*** PROVIDED DATA Section Begins ***
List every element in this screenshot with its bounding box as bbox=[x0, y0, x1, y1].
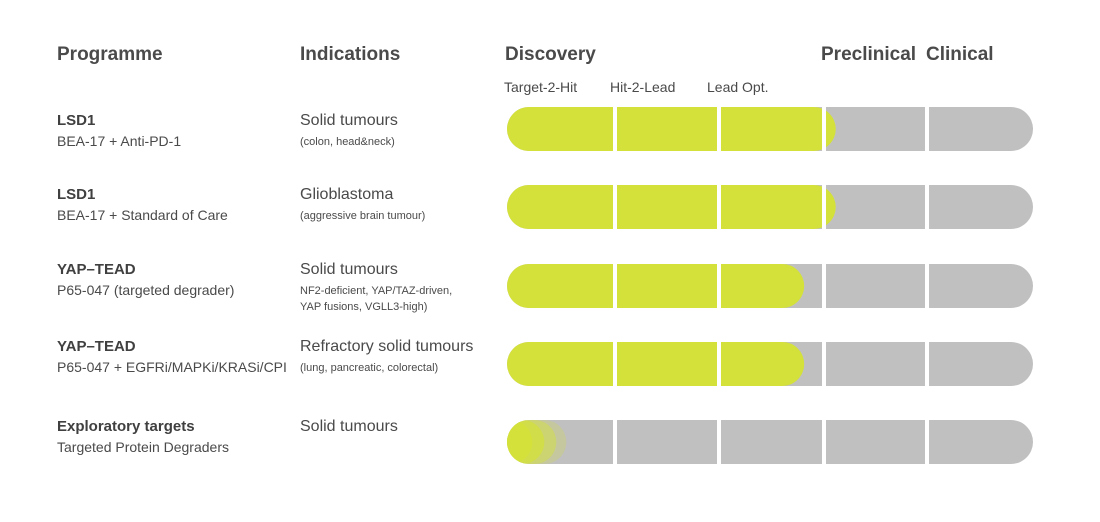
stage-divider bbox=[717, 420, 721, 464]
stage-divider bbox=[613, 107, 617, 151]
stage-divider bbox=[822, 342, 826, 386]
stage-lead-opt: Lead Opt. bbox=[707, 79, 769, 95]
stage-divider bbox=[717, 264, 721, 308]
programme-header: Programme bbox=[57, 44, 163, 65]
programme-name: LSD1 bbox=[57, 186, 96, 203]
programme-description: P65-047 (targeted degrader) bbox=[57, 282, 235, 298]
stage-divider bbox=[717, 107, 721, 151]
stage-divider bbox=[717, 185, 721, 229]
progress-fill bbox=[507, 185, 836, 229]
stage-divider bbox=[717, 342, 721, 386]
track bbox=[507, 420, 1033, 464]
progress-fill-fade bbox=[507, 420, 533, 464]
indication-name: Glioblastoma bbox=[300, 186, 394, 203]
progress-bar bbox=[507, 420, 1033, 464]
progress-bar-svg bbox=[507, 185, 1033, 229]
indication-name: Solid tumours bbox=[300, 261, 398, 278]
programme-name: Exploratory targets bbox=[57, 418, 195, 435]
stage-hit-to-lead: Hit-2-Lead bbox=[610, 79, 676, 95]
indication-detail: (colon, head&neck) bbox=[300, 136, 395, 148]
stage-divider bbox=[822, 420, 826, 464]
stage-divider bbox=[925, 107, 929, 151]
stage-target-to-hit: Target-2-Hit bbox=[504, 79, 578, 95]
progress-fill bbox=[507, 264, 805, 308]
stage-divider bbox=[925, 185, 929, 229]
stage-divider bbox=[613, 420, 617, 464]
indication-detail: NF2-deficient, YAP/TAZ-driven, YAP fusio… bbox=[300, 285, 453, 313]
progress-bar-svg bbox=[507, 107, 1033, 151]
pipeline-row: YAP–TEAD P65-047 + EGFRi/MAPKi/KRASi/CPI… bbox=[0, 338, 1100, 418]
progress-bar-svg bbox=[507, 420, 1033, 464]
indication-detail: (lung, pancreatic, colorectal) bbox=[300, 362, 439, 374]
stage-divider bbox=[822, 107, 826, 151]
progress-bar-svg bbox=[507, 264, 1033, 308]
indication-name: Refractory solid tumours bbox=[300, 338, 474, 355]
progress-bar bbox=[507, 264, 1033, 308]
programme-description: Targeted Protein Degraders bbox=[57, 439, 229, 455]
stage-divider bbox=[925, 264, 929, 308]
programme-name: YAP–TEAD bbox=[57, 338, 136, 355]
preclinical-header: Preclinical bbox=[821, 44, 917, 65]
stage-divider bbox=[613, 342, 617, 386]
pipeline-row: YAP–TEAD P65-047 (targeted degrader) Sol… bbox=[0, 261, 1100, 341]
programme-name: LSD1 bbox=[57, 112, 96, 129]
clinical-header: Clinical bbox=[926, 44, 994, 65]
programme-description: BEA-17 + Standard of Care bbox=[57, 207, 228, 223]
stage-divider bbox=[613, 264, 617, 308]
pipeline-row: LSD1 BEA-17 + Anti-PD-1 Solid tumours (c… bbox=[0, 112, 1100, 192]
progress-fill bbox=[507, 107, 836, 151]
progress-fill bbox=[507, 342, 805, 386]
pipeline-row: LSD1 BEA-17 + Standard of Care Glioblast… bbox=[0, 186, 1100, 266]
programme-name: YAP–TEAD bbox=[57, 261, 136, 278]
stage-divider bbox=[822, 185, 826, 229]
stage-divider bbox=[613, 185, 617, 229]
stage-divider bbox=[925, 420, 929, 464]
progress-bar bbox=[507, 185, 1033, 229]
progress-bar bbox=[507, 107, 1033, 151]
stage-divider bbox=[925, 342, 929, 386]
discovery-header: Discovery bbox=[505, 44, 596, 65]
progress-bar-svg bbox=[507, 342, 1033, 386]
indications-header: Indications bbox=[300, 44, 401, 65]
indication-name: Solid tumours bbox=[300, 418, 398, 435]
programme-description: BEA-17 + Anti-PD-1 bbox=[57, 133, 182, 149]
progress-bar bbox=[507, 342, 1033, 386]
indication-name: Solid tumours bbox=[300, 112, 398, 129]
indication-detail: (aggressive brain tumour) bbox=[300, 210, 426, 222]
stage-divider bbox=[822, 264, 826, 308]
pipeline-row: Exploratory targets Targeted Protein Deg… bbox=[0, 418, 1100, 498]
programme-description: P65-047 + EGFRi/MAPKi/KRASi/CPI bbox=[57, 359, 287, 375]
*** PROVIDED DATA Section Ends ***
*** PROVIDED DATA Section Begins ***
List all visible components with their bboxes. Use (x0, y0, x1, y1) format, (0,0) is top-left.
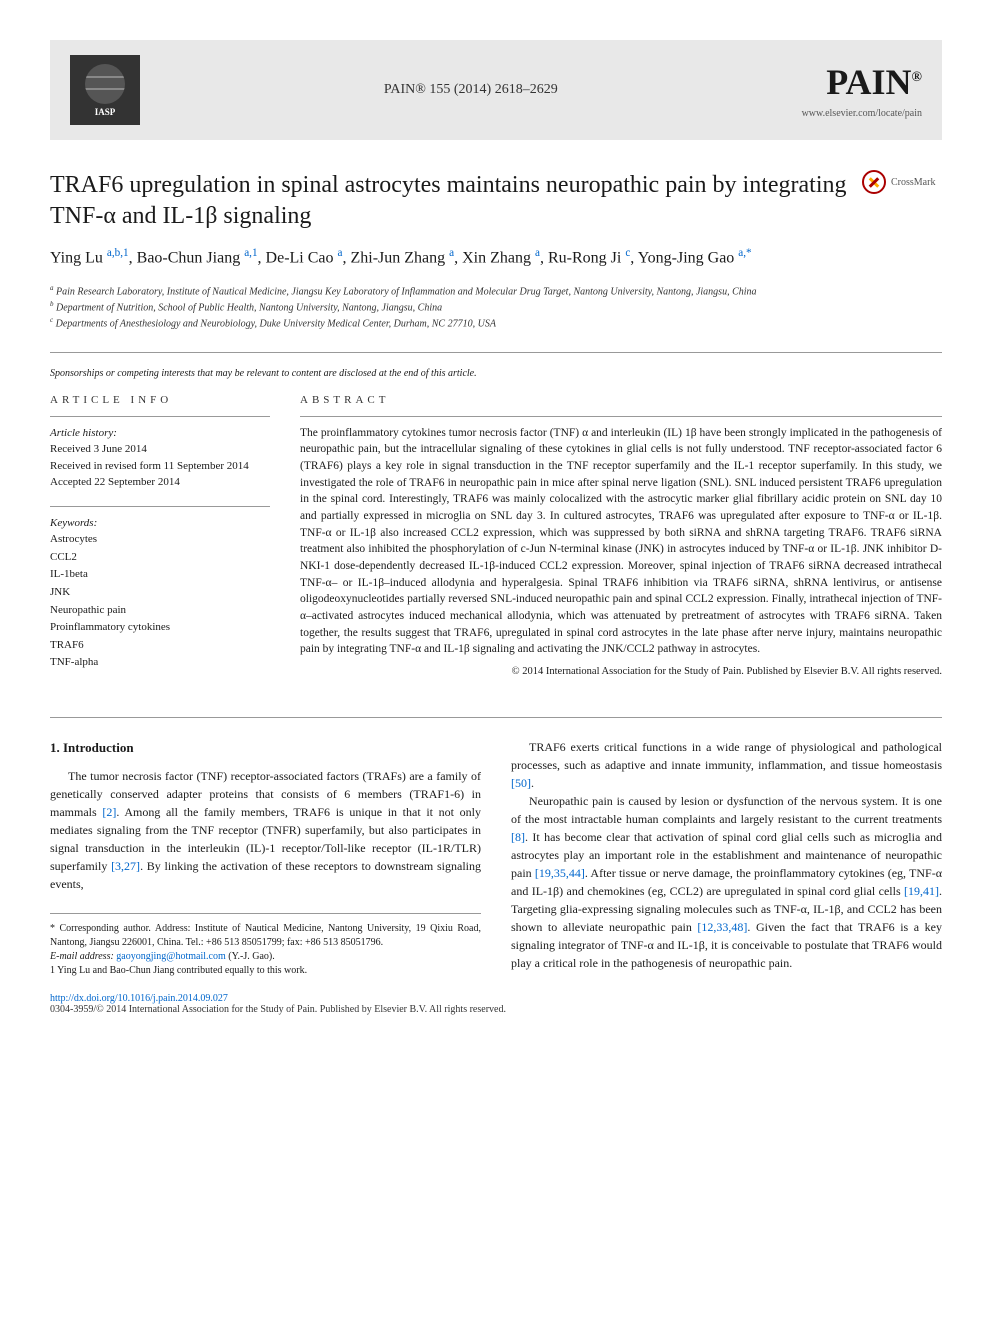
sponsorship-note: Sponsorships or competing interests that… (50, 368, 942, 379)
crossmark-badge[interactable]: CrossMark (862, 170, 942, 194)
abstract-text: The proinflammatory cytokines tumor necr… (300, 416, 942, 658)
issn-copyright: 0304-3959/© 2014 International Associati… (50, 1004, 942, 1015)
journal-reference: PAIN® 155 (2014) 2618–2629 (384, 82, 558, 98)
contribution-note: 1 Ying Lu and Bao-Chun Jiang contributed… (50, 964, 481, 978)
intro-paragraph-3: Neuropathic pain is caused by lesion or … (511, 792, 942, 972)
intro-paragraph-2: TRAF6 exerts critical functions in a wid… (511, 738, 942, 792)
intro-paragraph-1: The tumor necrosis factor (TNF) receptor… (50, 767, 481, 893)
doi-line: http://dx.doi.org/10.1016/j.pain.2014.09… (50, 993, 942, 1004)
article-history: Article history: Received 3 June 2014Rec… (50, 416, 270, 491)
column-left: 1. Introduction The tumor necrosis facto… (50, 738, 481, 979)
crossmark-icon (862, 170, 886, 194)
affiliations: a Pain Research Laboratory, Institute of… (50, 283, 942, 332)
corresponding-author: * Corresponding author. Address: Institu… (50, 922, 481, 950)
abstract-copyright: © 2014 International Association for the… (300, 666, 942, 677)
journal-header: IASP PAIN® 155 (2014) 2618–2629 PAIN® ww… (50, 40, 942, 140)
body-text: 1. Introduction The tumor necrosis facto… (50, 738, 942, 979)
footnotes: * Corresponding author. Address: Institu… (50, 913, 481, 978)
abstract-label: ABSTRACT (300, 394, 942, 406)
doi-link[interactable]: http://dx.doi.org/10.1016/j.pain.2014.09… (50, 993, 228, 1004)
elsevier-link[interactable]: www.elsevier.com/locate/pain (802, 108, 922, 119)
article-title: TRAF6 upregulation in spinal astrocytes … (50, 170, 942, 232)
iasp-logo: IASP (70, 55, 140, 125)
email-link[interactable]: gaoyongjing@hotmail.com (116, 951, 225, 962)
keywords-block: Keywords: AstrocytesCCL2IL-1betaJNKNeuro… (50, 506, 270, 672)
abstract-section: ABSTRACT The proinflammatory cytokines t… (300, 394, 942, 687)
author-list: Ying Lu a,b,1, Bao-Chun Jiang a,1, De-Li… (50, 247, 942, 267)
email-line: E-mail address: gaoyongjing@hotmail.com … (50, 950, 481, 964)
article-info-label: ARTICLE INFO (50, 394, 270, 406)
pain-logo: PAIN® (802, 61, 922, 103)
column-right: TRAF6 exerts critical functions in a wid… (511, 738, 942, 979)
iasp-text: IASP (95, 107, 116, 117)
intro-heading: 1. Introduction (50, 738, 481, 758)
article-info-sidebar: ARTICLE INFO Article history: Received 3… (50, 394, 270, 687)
*** PROVIDED DATA Section Ends ***
## WHAT THE TASK REQUIRES:
The answer must be every line of the records above that holds the word "email".

## TASK SOLUTION:
email-link[interactable]: gaoyongjing@hotmail.com (116, 951, 225, 962)
email-line: E-mail address: gaoyongjing@hotmail.com … (50, 950, 481, 964)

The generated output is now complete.